(Records from a data source)
┏━━

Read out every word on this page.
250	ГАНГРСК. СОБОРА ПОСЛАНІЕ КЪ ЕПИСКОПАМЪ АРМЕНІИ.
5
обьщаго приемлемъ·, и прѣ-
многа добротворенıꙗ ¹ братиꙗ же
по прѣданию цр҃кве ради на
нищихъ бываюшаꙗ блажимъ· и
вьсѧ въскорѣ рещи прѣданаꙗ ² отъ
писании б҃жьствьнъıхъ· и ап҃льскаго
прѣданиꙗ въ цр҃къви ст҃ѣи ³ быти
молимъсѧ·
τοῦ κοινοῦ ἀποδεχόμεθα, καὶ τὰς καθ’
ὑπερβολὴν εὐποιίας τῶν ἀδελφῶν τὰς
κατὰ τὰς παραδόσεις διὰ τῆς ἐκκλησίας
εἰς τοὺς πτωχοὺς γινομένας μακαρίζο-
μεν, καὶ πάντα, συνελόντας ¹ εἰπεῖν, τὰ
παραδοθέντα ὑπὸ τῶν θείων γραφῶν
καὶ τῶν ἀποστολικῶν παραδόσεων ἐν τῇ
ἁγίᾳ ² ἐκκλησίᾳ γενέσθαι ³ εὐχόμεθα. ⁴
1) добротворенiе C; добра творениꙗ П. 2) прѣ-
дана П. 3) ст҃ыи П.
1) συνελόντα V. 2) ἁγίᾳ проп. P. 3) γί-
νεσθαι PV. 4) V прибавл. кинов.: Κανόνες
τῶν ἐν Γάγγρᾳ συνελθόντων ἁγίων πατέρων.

┗━━

Repeat every entry word for word.

Complete output:
Read out every word on this page.
250	ГАНГРСК. СОБОРА ПОСЛАНІЕ КЪ ЕПИСКОПАМЪ АРМЕНІИ.
5
обьщаго приемлемъ·, и прѣ-
многа добротворенıꙗ ¹ братиꙗ же
по прѣданию цр҃кве ради на
нищихъ бываюшаꙗ блажимъ· и
вьсѧ въскорѣ рещи прѣданаꙗ ² отъ
писании б҃жьствьнъıхъ· и ап҃льскаго
прѣданиꙗ въ цр҃къви ст҃ѣи ³ быти
молимъсѧ·
τοῦ κοινοῦ ἀποδεχόμεθα, καὶ τὰς καθ’
ὑπερβολὴν εὐποιίας τῶν ἀδελφῶν τὰς
κατὰ τὰς παραδόσεις διὰ τῆς ἐκκλησίας
εἰς τοὺς πτωχοὺς γινομένας μακαρίζο-
μεν, καὶ πάντα, συνελόντας ¹ εἰπεῖν, τὰ
παραδοθέντα ὑπὸ τῶν θείων γραφῶν
καὶ τῶν ἀποστολικῶν παραδόσεων ἐν τῇ
ἁγίᾳ ² ἐκκλησίᾳ γενέσθαι ³ εὐχόμεθα. ⁴
1) добротворенiе C; добра творениꙗ П. 2) прѣ-
дана П. 3) ст҃ыи П.
1) συνελόντα V. 2) ἁγίᾳ проп. P. 3) γί-
νεσθαι PV. 4) V прибавл. кинов.: Κανόνες
τῶν ἐν Γάγγρᾳ συνελθόντων ἁγίων πατέρων.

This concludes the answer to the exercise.